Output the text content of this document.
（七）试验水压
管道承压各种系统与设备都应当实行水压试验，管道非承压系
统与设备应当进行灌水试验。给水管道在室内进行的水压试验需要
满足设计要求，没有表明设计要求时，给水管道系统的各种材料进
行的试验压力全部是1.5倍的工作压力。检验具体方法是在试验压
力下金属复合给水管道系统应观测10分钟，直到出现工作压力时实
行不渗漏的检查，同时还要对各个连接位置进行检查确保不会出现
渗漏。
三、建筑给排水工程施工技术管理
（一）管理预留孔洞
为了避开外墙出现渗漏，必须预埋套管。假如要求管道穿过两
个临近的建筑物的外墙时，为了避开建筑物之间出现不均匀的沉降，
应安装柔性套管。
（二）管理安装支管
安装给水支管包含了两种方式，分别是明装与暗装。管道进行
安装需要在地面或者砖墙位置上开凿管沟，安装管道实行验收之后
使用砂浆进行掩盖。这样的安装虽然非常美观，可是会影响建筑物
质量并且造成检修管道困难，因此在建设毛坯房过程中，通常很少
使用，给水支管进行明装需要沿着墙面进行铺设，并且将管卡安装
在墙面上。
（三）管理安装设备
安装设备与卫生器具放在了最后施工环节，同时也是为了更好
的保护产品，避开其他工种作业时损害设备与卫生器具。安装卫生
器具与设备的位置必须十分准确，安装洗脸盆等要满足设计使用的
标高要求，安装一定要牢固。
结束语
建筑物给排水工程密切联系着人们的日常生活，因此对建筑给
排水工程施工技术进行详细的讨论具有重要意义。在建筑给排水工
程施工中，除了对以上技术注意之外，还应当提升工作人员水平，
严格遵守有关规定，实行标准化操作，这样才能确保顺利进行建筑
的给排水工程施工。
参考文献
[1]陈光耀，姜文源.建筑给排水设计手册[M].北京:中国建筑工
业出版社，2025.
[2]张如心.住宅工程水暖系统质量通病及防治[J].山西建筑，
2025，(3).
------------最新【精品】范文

※ ※ ※

> **PROMPT**: Output the whole listing above again, word for word.

> **FULL ANSWER**:
Output the text content of this document.
（七）试验水压
管道承压各种系统与设备都应当实行水压试验，管道非承压系
统与设备应当进行灌水试验。给水管道在室内进行的水压试验需要
满足设计要求，没有表明设计要求时，给水管道系统的各种材料进
行的试验压力全部是1.5倍的工作压力。检验具体方法是在试验压
力下金属复合给水管道系统应观测10分钟，直到出现工作压力时实
行不渗漏的检查，同时还要对各个连接位置进行检查确保不会出现
渗漏。
三、建筑给排水工程施工技术管理
（一）管理预留孔洞
为了避开外墙出现渗漏，必须预埋套管。假如要求管道穿过两
个临近的建筑物的外墙时，为了避开建筑物之间出现不均匀的沉降，
应安装柔性套管。
（二）管理安装支管
安装给水支管包含了两种方式，分别是明装与暗装。管道进行
安装需要在地面或者砖墙位置上开凿管沟，安装管道实行验收之后
使用砂浆进行掩盖。这样的安装虽然非常美观，可是会影响建筑物
质量并且造成检修管道困难，因此在建设毛坯房过程中，通常很少
使用，给水支管进行明装需要沿着墙面进行铺设，并且将管卡安装
在墙面上。
（三）管理安装设备
安装设备与卫生器具放在了最后施工环节，同时也是为了更好
的保护产品，避开其他工种作业时损害设备与卫生器具。安装卫生
器具与设备的位置必须十分准确，安装洗脸盆等要满足设计使用的
标高要求，安装一定要牢固。
结束语
建筑物给排水工程密切联系着人们的日常生活，因此对建筑给
排水工程施工技术进行详细的讨论具有重要意义。在建筑给排水工
程施工中，除了对以上技术注意之外，还应当提升工作人员水平，
严格遵守有关规定，实行标准化操作，这样才能确保顺利进行建筑
的给排水工程施工。
参考文献
[1]陈光耀，姜文源.建筑给排水设计手册[M].北京:中国建筑工
业出版社，2025.
[2]张如心.住宅工程水暖系统质量通病及防治[J].山西建筑，
2025，(3).
------------最新【精品】范文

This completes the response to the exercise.